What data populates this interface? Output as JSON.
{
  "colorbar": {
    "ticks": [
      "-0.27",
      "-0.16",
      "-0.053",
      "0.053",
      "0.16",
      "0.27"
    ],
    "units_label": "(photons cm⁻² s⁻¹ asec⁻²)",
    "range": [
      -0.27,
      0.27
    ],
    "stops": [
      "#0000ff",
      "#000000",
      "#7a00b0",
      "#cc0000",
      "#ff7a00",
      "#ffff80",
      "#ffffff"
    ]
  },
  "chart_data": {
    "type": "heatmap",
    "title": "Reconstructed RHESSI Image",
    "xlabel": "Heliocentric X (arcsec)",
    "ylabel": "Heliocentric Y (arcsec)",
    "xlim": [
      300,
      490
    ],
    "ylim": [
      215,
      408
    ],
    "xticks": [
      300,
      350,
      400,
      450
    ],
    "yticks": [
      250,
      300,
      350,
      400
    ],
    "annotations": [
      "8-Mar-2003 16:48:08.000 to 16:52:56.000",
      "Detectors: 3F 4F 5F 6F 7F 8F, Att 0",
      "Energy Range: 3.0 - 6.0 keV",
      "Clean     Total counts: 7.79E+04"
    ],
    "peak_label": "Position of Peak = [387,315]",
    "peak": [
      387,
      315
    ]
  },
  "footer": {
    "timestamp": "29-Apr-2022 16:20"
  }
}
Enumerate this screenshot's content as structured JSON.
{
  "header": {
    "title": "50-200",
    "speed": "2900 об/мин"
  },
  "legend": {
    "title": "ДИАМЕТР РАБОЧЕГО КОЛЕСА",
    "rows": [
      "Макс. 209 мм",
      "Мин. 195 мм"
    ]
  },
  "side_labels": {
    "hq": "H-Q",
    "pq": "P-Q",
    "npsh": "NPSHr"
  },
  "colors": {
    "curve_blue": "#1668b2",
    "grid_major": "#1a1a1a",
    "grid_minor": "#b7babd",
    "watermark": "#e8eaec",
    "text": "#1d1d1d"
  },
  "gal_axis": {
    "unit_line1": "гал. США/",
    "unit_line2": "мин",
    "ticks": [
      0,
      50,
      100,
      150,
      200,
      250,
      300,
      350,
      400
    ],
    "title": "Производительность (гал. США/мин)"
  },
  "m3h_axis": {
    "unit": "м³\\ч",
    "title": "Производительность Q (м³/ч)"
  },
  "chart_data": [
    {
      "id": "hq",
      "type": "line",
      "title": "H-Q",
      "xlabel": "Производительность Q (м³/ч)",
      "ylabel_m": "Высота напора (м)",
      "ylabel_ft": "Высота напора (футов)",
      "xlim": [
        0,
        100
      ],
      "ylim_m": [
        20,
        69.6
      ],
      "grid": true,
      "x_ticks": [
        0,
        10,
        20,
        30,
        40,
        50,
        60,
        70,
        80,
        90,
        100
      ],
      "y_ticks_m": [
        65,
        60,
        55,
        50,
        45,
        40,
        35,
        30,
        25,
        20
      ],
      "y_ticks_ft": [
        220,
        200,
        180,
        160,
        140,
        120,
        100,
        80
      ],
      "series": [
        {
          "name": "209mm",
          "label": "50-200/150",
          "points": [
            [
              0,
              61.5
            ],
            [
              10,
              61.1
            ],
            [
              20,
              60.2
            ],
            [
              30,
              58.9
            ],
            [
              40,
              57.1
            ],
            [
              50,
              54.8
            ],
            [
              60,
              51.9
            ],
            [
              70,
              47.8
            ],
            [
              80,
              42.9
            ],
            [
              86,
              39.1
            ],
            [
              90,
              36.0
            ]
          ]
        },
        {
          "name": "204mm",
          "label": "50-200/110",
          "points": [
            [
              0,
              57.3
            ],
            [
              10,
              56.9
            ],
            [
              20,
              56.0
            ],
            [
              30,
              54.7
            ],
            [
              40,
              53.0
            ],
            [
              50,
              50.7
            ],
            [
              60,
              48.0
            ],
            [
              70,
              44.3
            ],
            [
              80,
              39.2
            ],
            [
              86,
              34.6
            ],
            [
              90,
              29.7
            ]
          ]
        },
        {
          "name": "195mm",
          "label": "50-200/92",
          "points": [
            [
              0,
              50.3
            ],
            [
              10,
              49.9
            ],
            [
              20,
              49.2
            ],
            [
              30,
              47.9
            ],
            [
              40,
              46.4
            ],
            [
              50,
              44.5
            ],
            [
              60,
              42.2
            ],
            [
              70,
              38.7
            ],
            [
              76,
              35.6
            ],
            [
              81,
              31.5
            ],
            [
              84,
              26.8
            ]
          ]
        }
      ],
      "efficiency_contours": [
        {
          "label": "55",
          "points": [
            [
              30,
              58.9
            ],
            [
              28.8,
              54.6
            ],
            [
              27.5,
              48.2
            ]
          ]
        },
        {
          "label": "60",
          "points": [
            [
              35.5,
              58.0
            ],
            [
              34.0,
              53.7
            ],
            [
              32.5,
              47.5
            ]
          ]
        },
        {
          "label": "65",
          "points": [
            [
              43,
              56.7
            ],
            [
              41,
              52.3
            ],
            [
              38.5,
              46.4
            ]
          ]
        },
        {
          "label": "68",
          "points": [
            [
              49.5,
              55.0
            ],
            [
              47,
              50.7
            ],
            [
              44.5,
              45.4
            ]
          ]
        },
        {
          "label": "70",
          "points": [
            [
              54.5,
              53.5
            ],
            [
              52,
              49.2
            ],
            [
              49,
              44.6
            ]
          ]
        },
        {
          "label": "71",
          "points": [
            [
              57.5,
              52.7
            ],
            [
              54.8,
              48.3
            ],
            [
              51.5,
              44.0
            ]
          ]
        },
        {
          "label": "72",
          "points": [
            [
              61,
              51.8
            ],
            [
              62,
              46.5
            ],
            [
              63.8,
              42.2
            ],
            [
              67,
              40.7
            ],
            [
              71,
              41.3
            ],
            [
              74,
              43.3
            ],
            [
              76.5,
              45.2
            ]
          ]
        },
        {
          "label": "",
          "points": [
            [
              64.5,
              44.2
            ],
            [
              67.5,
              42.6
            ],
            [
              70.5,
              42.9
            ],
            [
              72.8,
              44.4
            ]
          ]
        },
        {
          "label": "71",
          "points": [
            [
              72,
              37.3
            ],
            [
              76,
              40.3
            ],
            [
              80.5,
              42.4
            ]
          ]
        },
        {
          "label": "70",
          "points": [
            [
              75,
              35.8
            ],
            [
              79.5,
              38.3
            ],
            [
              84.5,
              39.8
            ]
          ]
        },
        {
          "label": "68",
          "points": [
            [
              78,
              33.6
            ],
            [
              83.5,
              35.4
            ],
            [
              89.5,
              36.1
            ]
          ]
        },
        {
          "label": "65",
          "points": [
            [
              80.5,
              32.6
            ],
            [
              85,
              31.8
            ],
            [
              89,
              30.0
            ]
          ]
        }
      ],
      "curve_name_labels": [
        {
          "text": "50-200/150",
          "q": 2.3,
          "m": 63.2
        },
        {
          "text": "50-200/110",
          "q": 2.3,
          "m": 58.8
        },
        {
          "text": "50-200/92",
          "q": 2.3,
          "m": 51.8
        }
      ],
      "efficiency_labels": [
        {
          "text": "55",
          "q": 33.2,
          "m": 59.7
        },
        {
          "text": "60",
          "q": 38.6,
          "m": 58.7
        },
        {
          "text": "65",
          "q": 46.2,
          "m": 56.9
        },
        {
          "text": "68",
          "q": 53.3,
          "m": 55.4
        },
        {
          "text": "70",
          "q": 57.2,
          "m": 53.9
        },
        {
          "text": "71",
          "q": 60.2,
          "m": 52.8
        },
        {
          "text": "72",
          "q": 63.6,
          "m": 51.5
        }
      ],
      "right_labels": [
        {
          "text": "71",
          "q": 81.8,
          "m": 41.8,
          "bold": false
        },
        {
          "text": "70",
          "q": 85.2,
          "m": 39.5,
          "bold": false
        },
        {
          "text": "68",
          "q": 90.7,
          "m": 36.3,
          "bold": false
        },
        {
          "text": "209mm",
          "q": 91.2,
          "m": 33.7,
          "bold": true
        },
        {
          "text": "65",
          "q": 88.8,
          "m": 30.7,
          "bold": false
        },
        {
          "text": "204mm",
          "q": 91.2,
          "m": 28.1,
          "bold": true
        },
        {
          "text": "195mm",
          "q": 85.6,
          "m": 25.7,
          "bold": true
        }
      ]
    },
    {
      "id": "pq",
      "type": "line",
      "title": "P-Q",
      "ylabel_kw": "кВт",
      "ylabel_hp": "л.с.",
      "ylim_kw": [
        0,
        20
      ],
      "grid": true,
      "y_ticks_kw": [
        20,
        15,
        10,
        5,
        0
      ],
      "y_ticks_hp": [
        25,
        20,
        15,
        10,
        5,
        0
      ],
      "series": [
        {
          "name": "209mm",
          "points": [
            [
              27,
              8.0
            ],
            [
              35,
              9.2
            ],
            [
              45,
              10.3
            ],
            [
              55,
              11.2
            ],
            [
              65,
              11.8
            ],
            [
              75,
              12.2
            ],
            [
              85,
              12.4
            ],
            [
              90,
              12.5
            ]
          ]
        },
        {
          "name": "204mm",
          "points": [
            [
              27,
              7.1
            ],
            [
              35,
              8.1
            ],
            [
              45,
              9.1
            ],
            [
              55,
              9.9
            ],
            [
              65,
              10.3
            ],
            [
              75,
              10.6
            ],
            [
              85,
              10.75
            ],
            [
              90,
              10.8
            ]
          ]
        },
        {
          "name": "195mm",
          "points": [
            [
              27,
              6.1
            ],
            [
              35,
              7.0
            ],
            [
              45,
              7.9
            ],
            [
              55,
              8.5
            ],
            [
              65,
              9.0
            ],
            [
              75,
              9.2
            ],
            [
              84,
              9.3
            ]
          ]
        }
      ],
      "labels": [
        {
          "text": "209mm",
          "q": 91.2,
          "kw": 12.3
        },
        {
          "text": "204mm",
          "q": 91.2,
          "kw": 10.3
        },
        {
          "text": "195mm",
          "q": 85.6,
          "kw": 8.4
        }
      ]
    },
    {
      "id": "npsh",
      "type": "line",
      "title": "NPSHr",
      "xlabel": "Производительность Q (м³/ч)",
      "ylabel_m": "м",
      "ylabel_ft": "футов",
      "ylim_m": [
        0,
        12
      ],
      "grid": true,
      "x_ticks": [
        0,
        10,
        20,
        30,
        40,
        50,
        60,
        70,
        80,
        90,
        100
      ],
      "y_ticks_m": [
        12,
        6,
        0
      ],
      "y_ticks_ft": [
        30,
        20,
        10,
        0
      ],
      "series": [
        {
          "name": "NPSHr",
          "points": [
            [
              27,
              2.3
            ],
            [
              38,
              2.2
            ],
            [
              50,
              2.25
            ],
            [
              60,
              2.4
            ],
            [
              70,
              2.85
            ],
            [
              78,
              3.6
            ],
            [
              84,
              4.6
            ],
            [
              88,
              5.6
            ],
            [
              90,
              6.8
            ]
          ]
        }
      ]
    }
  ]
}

INSTRUCTIONS TO FOLLOW
Out of the records, collect only those lines that contain the string "Heliocentric".

OUTPUT FOR THIS TASK
    "xlabel": "Heliocentric X (arcsec)",
    "ylabel": "Heliocentric Y (arcsec)",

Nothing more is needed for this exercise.